WHAT IS NEEDED = Filter the records below down to lines containing "为了防止汽车侧滑".

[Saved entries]
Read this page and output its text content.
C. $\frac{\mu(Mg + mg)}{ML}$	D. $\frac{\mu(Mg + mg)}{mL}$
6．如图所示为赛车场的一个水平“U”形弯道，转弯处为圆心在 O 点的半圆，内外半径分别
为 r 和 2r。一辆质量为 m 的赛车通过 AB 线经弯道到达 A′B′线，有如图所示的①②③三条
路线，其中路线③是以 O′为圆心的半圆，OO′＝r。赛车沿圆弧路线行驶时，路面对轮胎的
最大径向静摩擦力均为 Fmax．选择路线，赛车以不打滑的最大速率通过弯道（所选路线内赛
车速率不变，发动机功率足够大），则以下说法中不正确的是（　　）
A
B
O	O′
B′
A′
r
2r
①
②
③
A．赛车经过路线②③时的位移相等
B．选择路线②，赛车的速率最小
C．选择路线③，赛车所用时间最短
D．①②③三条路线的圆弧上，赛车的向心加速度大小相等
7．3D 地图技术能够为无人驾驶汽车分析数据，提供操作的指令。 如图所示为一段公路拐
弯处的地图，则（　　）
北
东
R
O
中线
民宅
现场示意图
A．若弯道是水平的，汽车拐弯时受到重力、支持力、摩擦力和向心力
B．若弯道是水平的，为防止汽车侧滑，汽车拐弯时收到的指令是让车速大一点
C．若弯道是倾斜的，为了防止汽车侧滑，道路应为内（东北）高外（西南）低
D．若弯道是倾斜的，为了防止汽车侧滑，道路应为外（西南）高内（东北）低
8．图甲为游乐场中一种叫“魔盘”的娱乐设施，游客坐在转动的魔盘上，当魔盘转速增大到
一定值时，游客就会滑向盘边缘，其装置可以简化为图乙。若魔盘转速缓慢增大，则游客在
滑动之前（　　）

WRITTEN RESPONSE =
C．若弯道是倾斜的，为了防止汽车侧滑，道路应为内（东北）高外（西南）低
D．若弯道是倾斜的，为了防止汽车侧滑，道路应为外（西南）高内（东北）低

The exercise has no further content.